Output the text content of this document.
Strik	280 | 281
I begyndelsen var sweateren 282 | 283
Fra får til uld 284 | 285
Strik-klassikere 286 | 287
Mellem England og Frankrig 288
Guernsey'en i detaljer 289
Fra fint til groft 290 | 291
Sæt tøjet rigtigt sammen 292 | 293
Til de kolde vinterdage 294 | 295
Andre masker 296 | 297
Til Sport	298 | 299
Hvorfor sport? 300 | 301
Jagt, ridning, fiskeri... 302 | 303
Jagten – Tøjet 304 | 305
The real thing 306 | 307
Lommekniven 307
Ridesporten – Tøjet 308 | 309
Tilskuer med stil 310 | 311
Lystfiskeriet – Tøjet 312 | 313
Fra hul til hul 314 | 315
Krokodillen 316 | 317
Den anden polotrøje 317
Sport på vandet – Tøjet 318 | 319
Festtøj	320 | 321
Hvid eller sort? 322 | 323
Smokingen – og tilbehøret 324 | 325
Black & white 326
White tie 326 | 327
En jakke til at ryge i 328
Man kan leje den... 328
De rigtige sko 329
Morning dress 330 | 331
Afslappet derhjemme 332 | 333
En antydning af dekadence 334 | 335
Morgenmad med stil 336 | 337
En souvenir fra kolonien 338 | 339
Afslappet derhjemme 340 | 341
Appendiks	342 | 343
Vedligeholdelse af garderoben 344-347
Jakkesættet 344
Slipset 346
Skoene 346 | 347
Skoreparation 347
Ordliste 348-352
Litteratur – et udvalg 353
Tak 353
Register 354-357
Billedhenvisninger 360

WHAT THE TASK ASKS: Give all the entries again exactly; leave none out.

SOLUTION BELOW:
Output the text content of this document.
Strik	280 | 281
I begyndelsen var sweateren 282 | 283
Fra får til uld 284 | 285
Strik-klassikere 286 | 287
Mellem England og Frankrig 288
Guernsey'en i detaljer 289
Fra fint til groft 290 | 291
Sæt tøjet rigtigt sammen 292 | 293
Til de kolde vinterdage 294 | 295
Andre masker 296 | 297
Til Sport	298 | 299
Hvorfor sport? 300 | 301
Jagt, ridning, fiskeri... 302 | 303
Jagten – Tøjet 304 | 305
The real thing 306 | 307
Lommekniven 307
Ridesporten – Tøjet 308 | 309
Tilskuer med stil 310 | 311
Lystfiskeriet – Tøjet 312 | 313
Fra hul til hul 314 | 315
Krokodillen 316 | 317
Den anden polotrøje 317
Sport på vandet – Tøjet 318 | 319
Festtøj	320 | 321
Hvid eller sort? 322 | 323
Smokingen – og tilbehøret 324 | 325
Black & white 326
White tie 326 | 327
En jakke til at ryge i 328
Man kan leje den... 328
De rigtige sko 329
Morning dress 330 | 331
Afslappet derhjemme 332 | 333
En antydning af dekadence 334 | 335
Morgenmad med stil 336 | 337
En souvenir fra kolonien 338 | 339
Afslappet derhjemme 340 | 341
Appendiks	342 | 343
Vedligeholdelse af garderoben 344-347
Jakkesættet 344
Slipset 346
Skoene 346 | 347
Skoreparation 347
Ordliste 348-352
Litteratur – et udvalg 353
Tak 353
Register 354-357
Billedhenvisninger 360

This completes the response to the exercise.